- What you will do
Scan the lines and state how many carry "title". Leave out everything but the number.

Excerpt from a dataset:
──────────────────────────────

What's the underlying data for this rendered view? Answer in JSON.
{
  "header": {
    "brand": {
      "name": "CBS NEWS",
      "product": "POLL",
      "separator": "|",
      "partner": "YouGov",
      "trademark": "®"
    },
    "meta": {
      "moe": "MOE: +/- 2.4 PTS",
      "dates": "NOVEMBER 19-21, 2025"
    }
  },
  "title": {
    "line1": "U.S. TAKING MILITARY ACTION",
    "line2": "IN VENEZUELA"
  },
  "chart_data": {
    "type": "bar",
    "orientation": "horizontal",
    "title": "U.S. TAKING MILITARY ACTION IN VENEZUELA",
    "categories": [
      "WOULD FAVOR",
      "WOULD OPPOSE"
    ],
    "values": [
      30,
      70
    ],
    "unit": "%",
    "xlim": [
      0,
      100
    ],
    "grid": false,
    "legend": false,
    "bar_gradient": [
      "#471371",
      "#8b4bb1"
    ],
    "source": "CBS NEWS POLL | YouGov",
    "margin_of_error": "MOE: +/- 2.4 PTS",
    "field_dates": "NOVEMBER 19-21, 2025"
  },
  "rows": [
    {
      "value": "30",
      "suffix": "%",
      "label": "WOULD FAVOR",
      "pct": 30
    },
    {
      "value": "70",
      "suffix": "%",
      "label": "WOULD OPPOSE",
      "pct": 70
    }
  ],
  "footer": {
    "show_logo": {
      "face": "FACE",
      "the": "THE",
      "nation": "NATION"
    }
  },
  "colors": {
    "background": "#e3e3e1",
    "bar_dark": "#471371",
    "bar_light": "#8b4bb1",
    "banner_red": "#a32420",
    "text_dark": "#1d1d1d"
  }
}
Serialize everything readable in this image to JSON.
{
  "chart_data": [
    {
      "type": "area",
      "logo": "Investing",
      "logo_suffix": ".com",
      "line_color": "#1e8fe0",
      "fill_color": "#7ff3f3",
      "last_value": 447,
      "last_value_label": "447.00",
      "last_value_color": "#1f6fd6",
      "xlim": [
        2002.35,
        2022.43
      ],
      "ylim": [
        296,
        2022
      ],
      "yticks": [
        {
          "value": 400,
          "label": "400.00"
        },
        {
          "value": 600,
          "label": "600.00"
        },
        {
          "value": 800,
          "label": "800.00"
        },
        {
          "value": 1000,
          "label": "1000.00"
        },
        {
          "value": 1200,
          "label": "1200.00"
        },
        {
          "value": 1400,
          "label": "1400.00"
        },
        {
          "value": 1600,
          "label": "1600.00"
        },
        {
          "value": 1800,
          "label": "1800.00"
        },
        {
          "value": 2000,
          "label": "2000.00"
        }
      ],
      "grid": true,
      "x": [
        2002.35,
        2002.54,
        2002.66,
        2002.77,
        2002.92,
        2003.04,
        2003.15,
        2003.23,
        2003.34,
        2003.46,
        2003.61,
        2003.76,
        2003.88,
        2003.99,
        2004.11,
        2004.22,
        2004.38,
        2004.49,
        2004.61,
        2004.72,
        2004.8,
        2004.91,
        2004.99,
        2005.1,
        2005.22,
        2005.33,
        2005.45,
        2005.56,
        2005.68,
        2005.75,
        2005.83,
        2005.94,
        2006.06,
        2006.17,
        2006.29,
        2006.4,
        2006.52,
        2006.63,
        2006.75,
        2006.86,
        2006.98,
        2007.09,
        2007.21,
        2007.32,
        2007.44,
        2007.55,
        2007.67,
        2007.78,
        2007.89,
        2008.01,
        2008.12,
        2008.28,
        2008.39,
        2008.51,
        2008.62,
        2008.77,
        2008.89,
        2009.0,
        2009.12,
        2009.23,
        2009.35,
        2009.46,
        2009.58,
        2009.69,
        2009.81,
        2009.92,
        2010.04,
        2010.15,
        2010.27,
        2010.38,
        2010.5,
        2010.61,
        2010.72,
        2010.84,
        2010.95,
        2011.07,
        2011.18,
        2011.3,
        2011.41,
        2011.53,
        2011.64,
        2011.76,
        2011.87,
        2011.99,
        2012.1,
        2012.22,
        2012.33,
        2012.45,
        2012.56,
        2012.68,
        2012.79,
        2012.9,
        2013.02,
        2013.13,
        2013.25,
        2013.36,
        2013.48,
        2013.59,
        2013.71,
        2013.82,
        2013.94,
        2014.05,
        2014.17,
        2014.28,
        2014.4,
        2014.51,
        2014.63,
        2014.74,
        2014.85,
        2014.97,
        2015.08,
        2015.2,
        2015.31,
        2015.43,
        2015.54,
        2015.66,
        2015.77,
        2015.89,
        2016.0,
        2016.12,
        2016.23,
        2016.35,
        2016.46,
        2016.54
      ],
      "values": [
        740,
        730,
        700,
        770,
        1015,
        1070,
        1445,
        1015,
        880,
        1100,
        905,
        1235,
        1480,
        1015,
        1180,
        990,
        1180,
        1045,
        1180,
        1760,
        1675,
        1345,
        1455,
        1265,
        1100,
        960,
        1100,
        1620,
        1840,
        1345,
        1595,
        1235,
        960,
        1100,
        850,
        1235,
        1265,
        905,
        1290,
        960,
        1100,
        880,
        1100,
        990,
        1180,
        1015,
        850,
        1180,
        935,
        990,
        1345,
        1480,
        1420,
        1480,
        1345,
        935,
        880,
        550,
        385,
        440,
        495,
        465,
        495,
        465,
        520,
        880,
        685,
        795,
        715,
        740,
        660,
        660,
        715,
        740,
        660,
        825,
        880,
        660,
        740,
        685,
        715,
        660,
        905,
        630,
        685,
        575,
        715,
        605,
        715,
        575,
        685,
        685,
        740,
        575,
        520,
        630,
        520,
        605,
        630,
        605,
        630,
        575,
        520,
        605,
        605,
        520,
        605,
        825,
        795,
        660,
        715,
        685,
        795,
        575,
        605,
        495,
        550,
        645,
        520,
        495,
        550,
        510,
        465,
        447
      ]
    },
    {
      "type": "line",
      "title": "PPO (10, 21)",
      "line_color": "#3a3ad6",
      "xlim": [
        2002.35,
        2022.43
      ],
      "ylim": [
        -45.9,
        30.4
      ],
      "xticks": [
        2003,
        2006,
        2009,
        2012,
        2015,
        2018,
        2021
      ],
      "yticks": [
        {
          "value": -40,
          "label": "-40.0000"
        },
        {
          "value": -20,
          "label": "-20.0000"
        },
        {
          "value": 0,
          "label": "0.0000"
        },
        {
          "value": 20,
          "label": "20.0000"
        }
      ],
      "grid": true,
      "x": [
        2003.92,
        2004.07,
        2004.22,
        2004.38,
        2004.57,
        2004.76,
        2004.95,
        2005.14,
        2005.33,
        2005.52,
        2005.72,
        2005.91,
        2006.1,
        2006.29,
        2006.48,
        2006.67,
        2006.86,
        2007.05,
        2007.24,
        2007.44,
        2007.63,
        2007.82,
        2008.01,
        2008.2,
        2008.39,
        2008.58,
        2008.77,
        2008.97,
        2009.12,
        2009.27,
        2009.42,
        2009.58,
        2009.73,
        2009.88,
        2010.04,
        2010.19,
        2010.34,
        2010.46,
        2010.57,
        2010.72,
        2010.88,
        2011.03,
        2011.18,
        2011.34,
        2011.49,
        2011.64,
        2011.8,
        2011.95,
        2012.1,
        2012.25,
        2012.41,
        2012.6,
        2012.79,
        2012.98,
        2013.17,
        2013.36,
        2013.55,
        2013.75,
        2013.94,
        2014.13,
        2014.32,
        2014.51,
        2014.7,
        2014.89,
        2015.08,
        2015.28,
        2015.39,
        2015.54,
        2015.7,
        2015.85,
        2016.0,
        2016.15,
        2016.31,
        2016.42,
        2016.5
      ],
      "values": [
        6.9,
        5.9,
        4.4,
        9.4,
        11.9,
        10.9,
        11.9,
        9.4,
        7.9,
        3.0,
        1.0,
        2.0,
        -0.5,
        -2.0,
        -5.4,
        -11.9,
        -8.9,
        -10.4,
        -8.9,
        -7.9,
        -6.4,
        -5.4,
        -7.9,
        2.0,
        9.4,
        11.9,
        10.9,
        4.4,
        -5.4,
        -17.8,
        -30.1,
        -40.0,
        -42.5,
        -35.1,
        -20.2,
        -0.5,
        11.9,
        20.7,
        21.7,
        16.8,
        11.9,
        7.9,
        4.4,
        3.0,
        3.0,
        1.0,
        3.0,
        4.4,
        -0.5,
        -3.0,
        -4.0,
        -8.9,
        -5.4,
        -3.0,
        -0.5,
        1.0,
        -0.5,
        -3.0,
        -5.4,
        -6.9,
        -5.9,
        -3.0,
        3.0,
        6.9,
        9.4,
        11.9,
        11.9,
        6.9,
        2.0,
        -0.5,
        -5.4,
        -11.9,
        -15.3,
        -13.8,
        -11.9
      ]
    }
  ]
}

──────────────────────────────

- Answer to this problem
3